- [WORK ITEM] In the passage about the AsyncRAT campaign, which process does the Run method hollow out?

The deobfuscated PE is reflectively loaded into the Common Language Runtime, and the method ConsoleApp1.Module1.Run executes process hollowing on RegAsm.exe with the CREATE_SUSPENDED flag. The report specifies that "the Run method executes a process hollowing technique (T1055.012), spawning a new RegAsm.exe process with the CREATE_SUSPENDED flag." In this final stage, AsyncRAT — a .NET remote access Trojan — is injected, providing persistence and remote control over the compromised machine.
"During a recent investigation engagement, the Kaspersky Managed Detection and Response (MDR) team discovered the ScreenConnect remote access tool being leveraged to deploy and execute an AsyncRAT payload"
C2 Infrastructure: Scale and Localization as Maturity Indicators
The campaign's distribution surface far exceeds the single opportunistic actor model. The Kaspersky team identified "more than 90 domain names localized across 10 languages" as part of the command-and-control infrastructure. This scale requires systematic registration, distributed hosting, and ongoing maintenance of the spoofed domains. Localization into ten languages also indicates deliberate geographic targeting, although the dossier does not specify which languages or regions are involved.
Documented C2 indicators of compromise include the IP addresses 162.216.241[.]242 and 198.23.185[.]81. The source does not specify whether the identified domains were still active at the time of the report's publication, nor how many victims — individuals or organizations — were actually compromised. Attribution to a specific threat actor is not provided.
What to Do Now
Organizations must treat RMM tool installation as a monitorable security event, not a routine administrative operation. Three specific actions for the documented case:
Verify the provenance of freeware installers. The campaign delivered payloads via sites impersonating OBS Studio, DNS Jumper, DS4Windows, and Bandicam across more than 90 spoofed domains in 10 languages. Downloads must come exclusively from verified official domains, not from uncontrolled search-engine results.
Monitor execution of install.exe with DLL sideloading. The malicious archive bundles a signed Microsoft install.exe with a rogue install.res.1033.dll. Endpoint defenses should flag loading of libraries from non-standard paths or the coexistence of signed executables with suspicious DLLs in the same directory.
Watch for PowerShell scripts that configure Defender exclusions across all drives. The campaign's Fj5NmEsp9EuKrun.ps1 script disabled UAC and set root-level exclusions. This pattern is detectable via PowerShell logging and behavioral analytics rules on security-policy modifications.

Document layout analysis data
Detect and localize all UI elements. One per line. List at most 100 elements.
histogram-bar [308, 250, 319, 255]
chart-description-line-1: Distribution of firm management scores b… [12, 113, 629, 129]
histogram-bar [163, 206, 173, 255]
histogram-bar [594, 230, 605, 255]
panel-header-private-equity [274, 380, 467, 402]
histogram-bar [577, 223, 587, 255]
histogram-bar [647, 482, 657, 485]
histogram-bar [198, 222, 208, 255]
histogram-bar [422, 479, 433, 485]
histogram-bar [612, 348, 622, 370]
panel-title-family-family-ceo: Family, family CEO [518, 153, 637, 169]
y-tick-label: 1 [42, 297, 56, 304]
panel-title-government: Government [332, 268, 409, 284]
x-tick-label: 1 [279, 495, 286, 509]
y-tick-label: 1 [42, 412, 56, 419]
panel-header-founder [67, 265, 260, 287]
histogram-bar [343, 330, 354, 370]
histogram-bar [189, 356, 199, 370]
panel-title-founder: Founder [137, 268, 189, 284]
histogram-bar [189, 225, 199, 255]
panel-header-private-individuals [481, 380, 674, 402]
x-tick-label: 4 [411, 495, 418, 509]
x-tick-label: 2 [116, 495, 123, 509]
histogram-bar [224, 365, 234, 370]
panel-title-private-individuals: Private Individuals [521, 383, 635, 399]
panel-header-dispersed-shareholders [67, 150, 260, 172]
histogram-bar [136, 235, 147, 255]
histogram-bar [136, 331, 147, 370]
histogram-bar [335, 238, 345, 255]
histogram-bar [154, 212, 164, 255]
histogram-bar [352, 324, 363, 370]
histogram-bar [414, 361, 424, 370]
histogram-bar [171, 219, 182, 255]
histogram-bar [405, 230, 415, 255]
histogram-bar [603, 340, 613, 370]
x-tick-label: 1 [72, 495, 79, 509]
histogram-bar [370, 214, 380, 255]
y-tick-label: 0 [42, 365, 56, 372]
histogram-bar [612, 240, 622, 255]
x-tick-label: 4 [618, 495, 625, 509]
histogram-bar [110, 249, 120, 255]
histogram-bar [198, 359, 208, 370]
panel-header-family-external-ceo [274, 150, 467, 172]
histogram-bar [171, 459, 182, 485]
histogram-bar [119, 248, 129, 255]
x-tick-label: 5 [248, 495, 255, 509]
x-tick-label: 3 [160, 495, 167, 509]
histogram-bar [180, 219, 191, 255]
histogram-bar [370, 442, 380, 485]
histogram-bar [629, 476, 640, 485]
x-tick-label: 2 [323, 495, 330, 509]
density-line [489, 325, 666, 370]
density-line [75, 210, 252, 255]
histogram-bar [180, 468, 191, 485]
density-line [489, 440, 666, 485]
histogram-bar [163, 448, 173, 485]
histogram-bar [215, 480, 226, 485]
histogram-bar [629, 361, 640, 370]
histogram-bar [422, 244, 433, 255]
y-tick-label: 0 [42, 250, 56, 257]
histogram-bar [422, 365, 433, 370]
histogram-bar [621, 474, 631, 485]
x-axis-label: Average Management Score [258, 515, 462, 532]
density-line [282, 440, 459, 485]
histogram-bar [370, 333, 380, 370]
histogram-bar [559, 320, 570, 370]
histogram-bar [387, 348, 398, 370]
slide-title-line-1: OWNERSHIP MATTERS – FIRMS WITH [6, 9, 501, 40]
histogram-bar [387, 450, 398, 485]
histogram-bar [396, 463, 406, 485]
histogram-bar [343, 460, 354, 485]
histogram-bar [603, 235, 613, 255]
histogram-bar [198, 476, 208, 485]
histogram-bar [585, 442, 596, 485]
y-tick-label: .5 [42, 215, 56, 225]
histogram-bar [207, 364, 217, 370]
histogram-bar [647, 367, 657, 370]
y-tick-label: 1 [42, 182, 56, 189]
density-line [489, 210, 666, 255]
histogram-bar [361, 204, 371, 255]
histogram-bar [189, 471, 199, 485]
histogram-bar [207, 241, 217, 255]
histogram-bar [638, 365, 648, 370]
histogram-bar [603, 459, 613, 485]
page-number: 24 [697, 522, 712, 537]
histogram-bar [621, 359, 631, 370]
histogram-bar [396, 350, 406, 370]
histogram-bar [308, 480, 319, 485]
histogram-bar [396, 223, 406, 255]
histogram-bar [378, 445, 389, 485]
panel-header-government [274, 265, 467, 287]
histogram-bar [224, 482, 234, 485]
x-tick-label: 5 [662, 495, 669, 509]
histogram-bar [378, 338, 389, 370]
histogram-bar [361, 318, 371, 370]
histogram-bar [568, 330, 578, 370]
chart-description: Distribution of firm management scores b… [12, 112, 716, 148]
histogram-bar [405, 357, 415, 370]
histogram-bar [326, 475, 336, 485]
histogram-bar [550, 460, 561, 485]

- [RESULT] RegAsm.exe, which it spawns with the CREATE_SUSPENDED flag.